-- Start --

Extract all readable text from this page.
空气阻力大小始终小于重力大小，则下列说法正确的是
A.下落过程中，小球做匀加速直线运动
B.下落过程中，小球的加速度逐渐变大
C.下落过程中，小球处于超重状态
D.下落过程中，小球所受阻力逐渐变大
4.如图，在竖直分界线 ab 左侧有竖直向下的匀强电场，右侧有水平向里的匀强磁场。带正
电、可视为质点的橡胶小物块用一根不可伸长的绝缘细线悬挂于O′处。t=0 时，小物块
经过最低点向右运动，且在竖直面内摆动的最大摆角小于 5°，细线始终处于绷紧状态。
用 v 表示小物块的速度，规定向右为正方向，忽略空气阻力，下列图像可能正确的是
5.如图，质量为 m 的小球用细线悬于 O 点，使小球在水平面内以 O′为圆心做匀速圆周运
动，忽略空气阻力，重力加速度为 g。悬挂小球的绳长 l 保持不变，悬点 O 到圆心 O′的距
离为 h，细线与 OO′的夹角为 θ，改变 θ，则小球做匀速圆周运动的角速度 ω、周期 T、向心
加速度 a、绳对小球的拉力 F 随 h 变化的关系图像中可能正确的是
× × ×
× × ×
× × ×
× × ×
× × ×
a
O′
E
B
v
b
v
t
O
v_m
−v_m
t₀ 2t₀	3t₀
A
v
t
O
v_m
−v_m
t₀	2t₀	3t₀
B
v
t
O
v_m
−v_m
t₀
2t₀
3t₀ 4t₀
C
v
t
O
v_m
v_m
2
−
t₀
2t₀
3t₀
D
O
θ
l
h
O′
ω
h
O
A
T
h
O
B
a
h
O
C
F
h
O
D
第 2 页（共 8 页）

-- End --

> _To be done_
Check each line above for the word "忽略空气阻力" and copy the ones that have it.

> _Response_
用 v 表示小物块的速度，规定向右为正方向，忽略空气阻力，下列图像可能正确的是
动，忽略空气阻力，重力加速度为 g。悬挂小球的绳长 l 保持不变，悬点 O 到圆心 O′的距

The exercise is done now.